== WORK TO COMPLETE ==
Copy out the whole text on economic uncertainty and the threat of inflation, word for word, before the lines that follow it.

== TEXT SHOWN ==
>>

Economic uncertainty and the threat of inflation
According to Mr Loo, the economic uncertainty and weaker than expected growth in China is another key risk we should be watching. While China’s economy was relatively resilient in response to Covid-19 and started recovering earlier than many other nations, its rebound is now facing multiple headwinds. These include its struggling property sector, tepid private consumption, and the new Omicron Covid-19 variant. Notably, Oxford Economics is forecasting China’s 2022 real GDP growth to be lower than pre-Covid levels.
China’s weakening economic growth has prompted the People’s Bank of China to lower interest rates for the first time in almost two years. But in most other economies, the concern is the opposite. Anthony Kang, CEO of ARA Korea, keeps a keen eye on any premature interest rate hikes that could derail the fragile global economic recovery and hurt the Korean economy. South Korea, as the bellwether of the global export activity, has remained resilient amidst the pandemic although the Bank of Korea, one of the most hawkish central banks in Asia, has been steadily raising its rates since August 2021. The latest 25bps hike in January to 1.25% is set against a rising wave of Covid infections. Nonetheless, the South Korean real estate market has also emerged as the busiest. Greater Seoul led Asia Pacific with well over US$939 million worth of investment into the new economy sectors, over 40% ahead of the next largest Shanghai, according to RCA data.

<<

== DATA EXTRACT ==
>>

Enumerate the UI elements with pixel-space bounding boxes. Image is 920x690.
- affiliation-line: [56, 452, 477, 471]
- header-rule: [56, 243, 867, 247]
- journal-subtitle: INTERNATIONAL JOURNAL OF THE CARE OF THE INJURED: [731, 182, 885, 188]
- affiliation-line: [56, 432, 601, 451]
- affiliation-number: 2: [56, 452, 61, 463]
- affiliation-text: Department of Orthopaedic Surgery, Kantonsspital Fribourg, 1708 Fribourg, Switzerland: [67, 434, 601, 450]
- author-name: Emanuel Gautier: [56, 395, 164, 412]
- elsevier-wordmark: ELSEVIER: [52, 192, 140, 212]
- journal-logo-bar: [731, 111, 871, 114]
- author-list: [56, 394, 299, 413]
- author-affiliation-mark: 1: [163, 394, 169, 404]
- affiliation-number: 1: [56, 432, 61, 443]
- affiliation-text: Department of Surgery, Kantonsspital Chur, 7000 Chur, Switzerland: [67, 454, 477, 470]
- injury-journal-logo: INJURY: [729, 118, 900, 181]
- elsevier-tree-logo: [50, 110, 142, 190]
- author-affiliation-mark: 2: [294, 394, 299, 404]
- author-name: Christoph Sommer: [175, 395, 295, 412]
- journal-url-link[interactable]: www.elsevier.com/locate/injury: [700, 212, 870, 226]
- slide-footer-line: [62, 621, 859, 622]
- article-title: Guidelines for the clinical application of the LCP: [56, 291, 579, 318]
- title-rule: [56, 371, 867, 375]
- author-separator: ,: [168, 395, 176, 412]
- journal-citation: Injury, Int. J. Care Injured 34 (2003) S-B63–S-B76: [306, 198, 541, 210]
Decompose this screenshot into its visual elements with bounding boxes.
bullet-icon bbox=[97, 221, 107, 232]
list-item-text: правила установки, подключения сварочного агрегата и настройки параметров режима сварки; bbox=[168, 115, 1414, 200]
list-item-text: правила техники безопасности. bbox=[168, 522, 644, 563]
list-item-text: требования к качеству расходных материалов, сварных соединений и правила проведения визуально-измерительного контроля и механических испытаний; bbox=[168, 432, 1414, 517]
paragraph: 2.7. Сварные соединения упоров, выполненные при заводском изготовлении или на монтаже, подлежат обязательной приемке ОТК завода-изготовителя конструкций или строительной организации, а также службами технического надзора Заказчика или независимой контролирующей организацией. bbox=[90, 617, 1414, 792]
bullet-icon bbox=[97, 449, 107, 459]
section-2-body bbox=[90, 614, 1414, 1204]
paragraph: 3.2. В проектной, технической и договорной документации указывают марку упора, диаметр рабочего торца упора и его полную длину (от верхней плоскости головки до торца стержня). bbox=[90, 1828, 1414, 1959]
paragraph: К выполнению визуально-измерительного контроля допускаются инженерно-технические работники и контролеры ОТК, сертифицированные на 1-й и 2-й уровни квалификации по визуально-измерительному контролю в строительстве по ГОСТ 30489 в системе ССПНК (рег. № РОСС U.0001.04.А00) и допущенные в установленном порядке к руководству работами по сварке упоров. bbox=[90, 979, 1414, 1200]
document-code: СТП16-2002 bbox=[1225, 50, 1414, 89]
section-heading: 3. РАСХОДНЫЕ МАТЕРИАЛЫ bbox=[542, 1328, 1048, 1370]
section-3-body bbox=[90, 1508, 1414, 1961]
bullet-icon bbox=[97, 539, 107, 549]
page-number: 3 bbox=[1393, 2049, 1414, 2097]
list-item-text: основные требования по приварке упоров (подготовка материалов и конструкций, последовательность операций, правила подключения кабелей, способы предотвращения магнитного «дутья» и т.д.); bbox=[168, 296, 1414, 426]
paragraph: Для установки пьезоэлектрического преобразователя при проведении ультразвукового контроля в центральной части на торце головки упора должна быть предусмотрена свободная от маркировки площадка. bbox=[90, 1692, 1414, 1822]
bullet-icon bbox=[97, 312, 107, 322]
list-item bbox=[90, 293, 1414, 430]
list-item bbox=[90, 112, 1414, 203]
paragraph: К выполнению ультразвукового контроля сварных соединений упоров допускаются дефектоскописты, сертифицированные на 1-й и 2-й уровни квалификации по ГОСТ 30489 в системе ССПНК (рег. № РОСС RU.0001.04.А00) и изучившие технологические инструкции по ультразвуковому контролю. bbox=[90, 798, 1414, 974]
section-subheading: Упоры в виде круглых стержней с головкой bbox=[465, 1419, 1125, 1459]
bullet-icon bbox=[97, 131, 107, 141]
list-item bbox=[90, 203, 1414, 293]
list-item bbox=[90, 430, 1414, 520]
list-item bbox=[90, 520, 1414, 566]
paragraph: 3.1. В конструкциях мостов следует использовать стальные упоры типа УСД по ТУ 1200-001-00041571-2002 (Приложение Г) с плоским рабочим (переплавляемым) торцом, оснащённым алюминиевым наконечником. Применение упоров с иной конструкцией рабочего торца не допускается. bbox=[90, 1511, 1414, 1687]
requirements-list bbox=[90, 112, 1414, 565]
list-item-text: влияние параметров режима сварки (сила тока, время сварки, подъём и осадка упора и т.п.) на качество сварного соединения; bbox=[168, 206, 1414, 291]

<<

== RESPONSE TO THE TASK ==
Economic uncertainty and the threat of inflation
According to Mr Loo, the economic uncertainty and weaker than expected growth in China is another key risk we should be watching. While China’s economy was relatively resilient in response to Covid-19 and started recovering earlier than many other nations, its rebound is now facing multiple headwinds. These include its struggling property sector, tepid private consumption, and the new Omicron Covid-19 variant. Notably, Oxford Economics is forecasting China’s 2022 real GDP growth to be lower than pre-Covid levels.
China’s weakening economic growth has prompted the People’s Bank of China to lower interest rates for the first time in almost two years. But in most other economies, the concern is the opposite. Anthony Kang, CEO of ARA Korea, keeps a keen eye on any premature interest rate hikes that could derail the fragile global economic recovery and hurt the Korean economy. South Korea, as the bellwether of the global export activity, has remained resilient amidst the pandemic although the Bank of Korea, one of the most hawkish central banks in Asia, has been steadily raising its rates since August 2021. The latest 25bps hike in January to 1.25% is set against a rising wave of Covid infections. Nonetheless, the South Korean real estate market has also emerged as the busiest. Greater Seoul led Asia Pacific with well over US$939 million worth of investment into the new economy sectors, over 40% ahead of the next largest Shanghai, according to RCA data.